EXTRACTED INFORMATION:

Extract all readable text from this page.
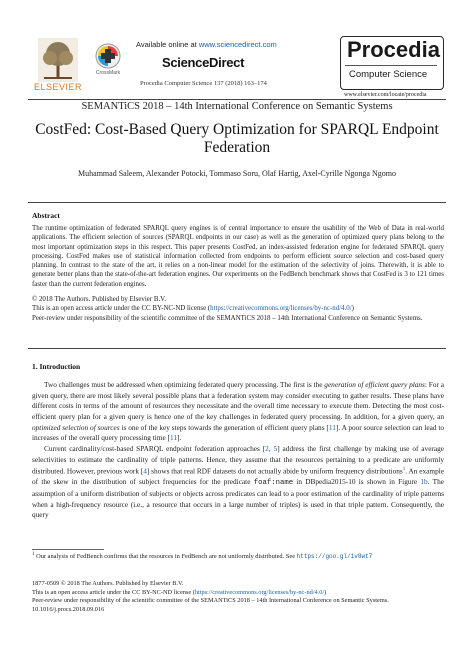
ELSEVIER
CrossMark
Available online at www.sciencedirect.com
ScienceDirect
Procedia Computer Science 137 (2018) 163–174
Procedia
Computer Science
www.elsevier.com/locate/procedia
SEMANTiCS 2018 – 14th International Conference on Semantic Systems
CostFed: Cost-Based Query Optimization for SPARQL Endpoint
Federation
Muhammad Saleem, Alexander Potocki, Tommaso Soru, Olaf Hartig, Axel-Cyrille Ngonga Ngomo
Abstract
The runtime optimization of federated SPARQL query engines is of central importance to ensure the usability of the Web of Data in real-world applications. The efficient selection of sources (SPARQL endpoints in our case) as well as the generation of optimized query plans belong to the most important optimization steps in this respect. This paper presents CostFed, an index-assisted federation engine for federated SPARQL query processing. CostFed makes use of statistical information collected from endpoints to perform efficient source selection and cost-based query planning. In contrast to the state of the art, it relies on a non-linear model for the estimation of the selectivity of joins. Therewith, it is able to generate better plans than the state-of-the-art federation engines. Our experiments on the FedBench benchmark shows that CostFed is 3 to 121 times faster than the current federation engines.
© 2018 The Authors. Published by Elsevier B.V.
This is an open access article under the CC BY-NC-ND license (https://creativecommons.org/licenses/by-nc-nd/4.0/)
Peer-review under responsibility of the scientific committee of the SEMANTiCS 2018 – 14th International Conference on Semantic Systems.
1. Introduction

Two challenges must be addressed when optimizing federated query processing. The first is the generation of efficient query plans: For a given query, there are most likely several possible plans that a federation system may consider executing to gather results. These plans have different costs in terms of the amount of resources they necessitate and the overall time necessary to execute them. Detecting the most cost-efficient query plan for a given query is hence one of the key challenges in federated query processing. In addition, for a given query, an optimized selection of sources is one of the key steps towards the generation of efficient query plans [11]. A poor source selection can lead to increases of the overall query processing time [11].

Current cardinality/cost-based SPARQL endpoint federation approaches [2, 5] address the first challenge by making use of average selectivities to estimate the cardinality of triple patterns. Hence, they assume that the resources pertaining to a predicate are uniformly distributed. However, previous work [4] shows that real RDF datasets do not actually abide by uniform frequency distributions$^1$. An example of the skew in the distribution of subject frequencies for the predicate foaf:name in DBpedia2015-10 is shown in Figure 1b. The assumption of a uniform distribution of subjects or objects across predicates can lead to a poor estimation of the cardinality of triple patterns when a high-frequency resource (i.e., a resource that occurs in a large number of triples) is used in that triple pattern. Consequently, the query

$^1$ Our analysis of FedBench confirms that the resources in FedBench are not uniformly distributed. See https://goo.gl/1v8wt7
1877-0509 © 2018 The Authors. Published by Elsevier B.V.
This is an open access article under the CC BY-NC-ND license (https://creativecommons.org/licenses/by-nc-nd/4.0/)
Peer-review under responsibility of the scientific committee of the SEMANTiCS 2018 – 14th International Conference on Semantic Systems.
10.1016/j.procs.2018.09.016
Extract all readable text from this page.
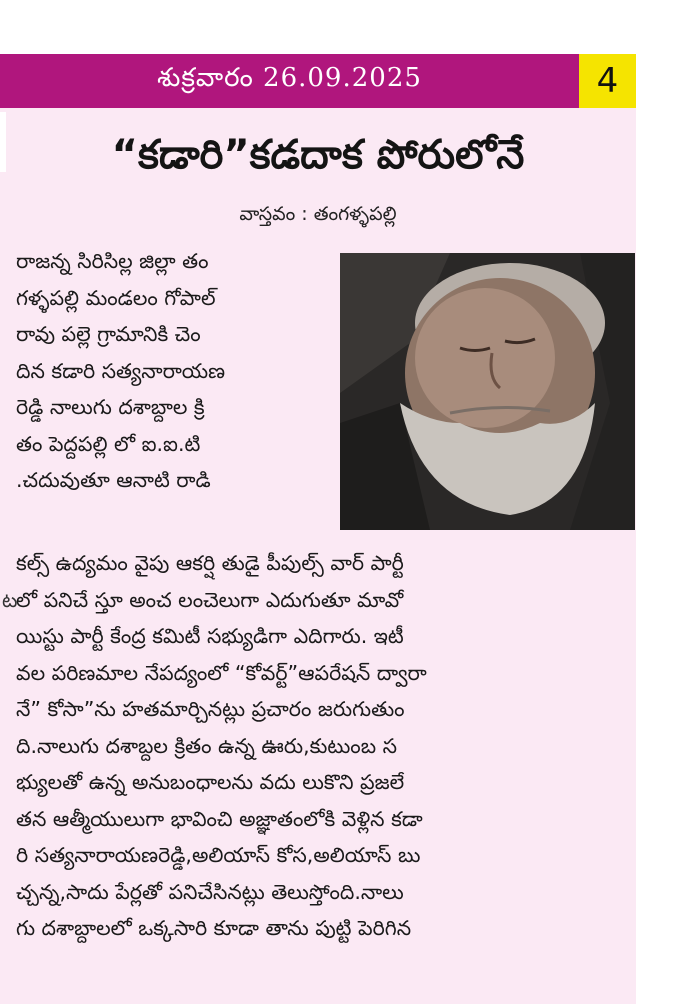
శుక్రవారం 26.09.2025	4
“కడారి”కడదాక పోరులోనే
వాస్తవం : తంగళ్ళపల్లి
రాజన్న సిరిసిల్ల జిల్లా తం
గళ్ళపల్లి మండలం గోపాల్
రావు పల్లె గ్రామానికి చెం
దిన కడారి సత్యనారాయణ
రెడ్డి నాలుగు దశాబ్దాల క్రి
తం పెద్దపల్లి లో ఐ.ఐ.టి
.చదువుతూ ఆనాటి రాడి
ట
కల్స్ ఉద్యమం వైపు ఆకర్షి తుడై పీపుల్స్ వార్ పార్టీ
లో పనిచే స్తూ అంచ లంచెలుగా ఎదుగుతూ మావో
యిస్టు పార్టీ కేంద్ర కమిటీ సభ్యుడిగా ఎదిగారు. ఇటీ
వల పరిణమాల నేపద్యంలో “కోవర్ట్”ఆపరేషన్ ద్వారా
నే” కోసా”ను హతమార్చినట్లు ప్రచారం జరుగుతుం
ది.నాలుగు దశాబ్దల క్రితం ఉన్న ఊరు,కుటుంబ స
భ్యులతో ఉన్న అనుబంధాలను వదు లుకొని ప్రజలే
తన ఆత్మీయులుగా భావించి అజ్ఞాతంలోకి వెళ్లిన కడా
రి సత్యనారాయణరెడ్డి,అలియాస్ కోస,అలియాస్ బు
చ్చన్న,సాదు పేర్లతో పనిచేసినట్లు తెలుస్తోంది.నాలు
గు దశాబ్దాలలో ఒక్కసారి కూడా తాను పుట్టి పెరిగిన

TASK DETAILS:
Transcribe all of the entries word for word, but skip any pictures they contain.

REPLY TO THE TASK:
Extract all readable text from this page.
ELSEVIER
CrossMark
Available online at www.sciencedirect.com
ScienceDirect
Procedia Computer Science 137 (2018) 163–174
Procedia
Computer Science
www.elsevier.com/locate/procedia
SEMANTiCS 2018 – 14th International Conference on Semantic Systems
CostFed: Cost-Based Query Optimization for SPARQL Endpoint
Federation
Muhammad Saleem, Alexander Potocki, Tommaso Soru, Olaf Hartig, Axel-Cyrille Ngonga Ngomo
Abstract
The runtime optimization of federated SPARQL query engines is of central importance to ensure the usability of the Web of Data in real-world applications. The efficient selection of sources (SPARQL endpoints in our case) as well as the generation of optimized query plans belong to the most important optimization steps in this respect. This paper presents CostFed, an index-assisted federation engine for federated SPARQL query processing. CostFed makes use of statistical information collected from endpoints to perform efficient source selection and cost-based query planning. In contrast to the state of the art, it relies on a non-linear model for the estimation of the selectivity of joins. Therewith, it is able to generate better plans than the state-of-the-art federation engines. Our experiments on the FedBench benchmark shows that CostFed is 3 to 121 times faster than the current federation engines.
© 2018 The Authors. Published by Elsevier B.V.
This is an open access article under the CC BY-NC-ND license (https://creativecommons.org/licenses/by-nc-nd/4.0/)
Peer-review under responsibility of the scientific committee of the SEMANTiCS 2018 – 14th International Conference on Semantic Systems.
1. Introduction

Two challenges must be addressed when optimizing federated query processing. The first is the generation of efficient query plans: For a given query, there are most likely several possible plans that a federation system may consider executing to gather results. These plans have different costs in terms of the amount of resources they necessitate and the overall time necessary to execute them. Detecting the most cost-efficient query plan for a given query is hence one of the key challenges in federated query processing. In addition, for a given query, an optimized selection of sources is one of the key steps towards the generation of efficient query plans [11]. A poor source selection can lead to increases of the overall query processing time [11].

Current cardinality/cost-based SPARQL endpoint federation approaches [2, 5] address the first challenge by making use of average selectivities to estimate the cardinality of triple patterns. Hence, they assume that the resources pertaining to a predicate are uniformly distributed. However, previous work [4] shows that real RDF datasets do not actually abide by uniform frequency distributions$^1$. An example of the skew in the distribution of subject frequencies for the predicate foaf:name in DBpedia2015-10 is shown in Figure 1b. The assumption of a uniform distribution of subjects or objects across predicates can lead to a poor estimation of the cardinality of triple patterns when a high-frequency resource (i.e., a resource that occurs in a large number of triples) is used in that triple pattern. Consequently, the query

$^1$ Our analysis of FedBench confirms that the resources in FedBench are not uniformly distributed. See https://goo.gl/1v8wt7
1877-0509 © 2018 The Authors. Published by Elsevier B.V.
This is an open access article under the CC BY-NC-ND license (https://creativecommons.org/licenses/by-nc-nd/4.0/)
Peer-review under responsibility of the scientific committee of the SEMANTiCS 2018 – 14th International Conference on Semantic Systems.
10.1016/j.procs.2018.09.016
Extract all readable text from this page.
శుక్రవారం 26.09.2025	4
“కడారి”కడదాక పోరులోనే
వాస్తవం : తంగళ్ళపల్లి
రాజన్న సిరిసిల్ల జిల్లా తం
గళ్ళపల్లి మండలం గోపాల్
రావు పల్లె గ్రామానికి చెం
దిన కడారి సత్యనారాయణ
రెడ్డి నాలుగు దశాబ్దాల క్రి
తం పెద్దపల్లి లో ఐ.ఐ.టి
.చదువుతూ ఆనాటి రాడి
ట
కల్స్ ఉద్యమం వైపు ఆకర్షి తుడై పీపుల్స్ వార్ పార్టీ
లో పనిచే స్తూ అంచ లంచెలుగా ఎదుగుతూ మావో
యిస్టు పార్టీ కేంద్ర కమిటీ సభ్యుడిగా ఎదిగారు. ఇటీ
వల పరిణమాల నేపద్యంలో “కోవర్ట్”ఆపరేషన్ ద్వారా
నే” కోసా”ను హతమార్చినట్లు ప్రచారం జరుగుతుం
ది.నాలుగు దశాబ్దల క్రితం ఉన్న ఊరు,కుటుంబ స
భ్యులతో ఉన్న అనుబంధాలను వదు లుకొని ప్రజలే
తన ఆత్మీయులుగా భావించి అజ్ఞాతంలోకి వెళ్లిన కడా
రి సత్యనారాయణరెడ్డి,అలియాస్ కోస,అలియాస్ బు
చ్చన్న,సాదు పేర్లతో పనిచేసినట్లు తెలుస్తోంది.నాలు
గు దశాబ్దాలలో ఒక్కసారి కూడా తాను పుట్టి పెరిగిన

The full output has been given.